__Work instructions__:
Sort through the data and copy the lines holding the word "JSON".

__Items__:

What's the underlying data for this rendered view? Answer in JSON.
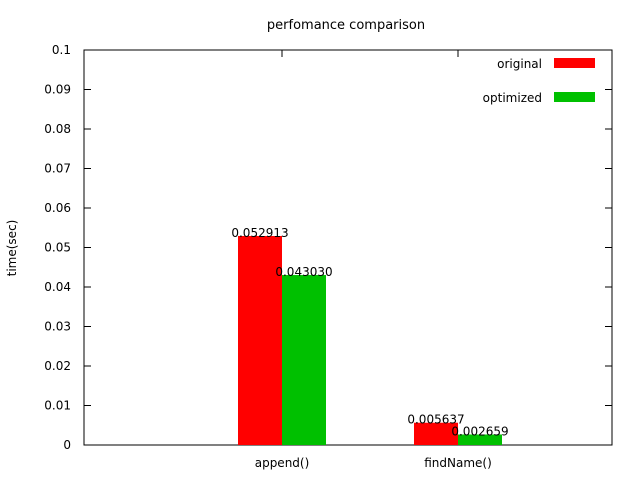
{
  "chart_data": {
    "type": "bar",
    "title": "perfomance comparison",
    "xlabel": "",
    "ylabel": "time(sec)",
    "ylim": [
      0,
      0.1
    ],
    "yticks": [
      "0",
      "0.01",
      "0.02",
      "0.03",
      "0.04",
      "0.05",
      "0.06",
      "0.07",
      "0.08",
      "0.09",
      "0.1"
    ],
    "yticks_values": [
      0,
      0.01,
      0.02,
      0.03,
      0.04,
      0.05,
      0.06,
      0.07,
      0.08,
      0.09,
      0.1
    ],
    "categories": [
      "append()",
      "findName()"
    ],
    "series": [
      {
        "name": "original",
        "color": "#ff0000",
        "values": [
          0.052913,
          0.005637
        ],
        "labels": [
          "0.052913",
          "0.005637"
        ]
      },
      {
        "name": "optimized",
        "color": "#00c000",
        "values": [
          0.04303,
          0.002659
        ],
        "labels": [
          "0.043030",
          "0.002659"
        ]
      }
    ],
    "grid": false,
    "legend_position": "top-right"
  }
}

---

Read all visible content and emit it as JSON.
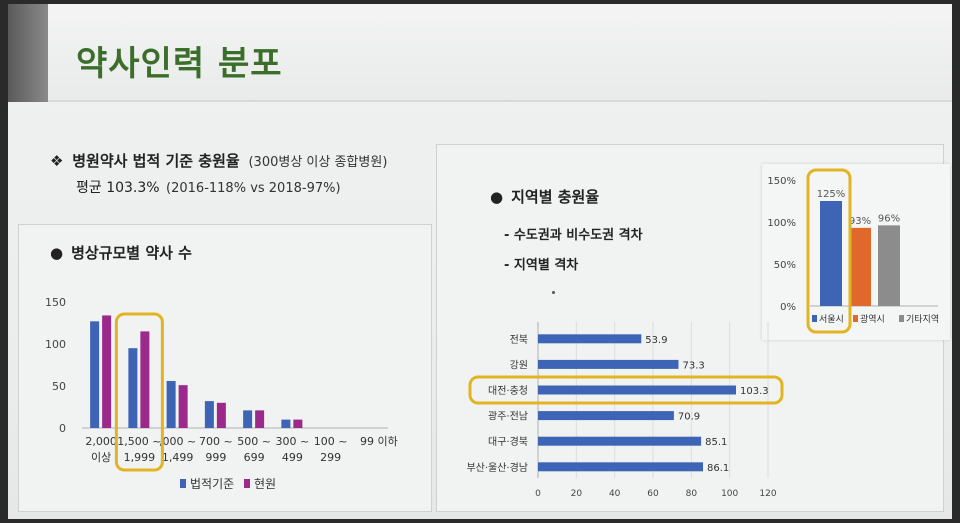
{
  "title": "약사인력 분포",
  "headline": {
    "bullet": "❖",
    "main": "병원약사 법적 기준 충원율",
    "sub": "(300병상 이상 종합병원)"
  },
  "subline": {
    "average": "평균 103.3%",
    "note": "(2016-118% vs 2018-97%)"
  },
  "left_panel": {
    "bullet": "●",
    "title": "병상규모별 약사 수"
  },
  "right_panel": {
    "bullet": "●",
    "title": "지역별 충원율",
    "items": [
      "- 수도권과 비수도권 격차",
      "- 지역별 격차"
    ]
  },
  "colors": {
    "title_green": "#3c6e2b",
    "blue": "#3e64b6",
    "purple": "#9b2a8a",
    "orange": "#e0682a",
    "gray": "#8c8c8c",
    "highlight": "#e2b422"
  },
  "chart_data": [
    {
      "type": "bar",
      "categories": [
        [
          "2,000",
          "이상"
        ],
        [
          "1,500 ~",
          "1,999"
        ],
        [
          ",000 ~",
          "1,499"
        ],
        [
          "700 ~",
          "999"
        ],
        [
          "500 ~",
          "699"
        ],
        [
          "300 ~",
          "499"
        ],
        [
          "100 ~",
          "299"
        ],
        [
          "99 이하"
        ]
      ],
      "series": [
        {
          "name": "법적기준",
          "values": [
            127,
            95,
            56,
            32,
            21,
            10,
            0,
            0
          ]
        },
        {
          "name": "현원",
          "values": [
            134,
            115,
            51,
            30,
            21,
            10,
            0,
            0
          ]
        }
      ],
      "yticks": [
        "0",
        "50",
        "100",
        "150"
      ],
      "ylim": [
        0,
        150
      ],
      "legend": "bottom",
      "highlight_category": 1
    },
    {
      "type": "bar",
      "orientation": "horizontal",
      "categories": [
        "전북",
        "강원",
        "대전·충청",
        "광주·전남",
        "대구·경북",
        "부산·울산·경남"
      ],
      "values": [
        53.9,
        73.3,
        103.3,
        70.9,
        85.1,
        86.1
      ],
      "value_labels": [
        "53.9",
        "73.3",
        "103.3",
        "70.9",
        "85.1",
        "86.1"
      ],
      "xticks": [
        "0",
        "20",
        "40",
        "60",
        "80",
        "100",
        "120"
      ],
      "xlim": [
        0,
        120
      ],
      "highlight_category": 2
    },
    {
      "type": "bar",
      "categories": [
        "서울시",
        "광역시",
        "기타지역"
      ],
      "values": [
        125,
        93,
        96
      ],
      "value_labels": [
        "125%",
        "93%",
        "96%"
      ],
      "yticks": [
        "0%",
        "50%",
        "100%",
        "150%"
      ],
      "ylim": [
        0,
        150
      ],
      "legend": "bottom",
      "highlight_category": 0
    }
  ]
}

__Result of the exercise__:
What's the underlying data for this rendered view? Answer in JSON.
Read all visible content and emit it as JSON.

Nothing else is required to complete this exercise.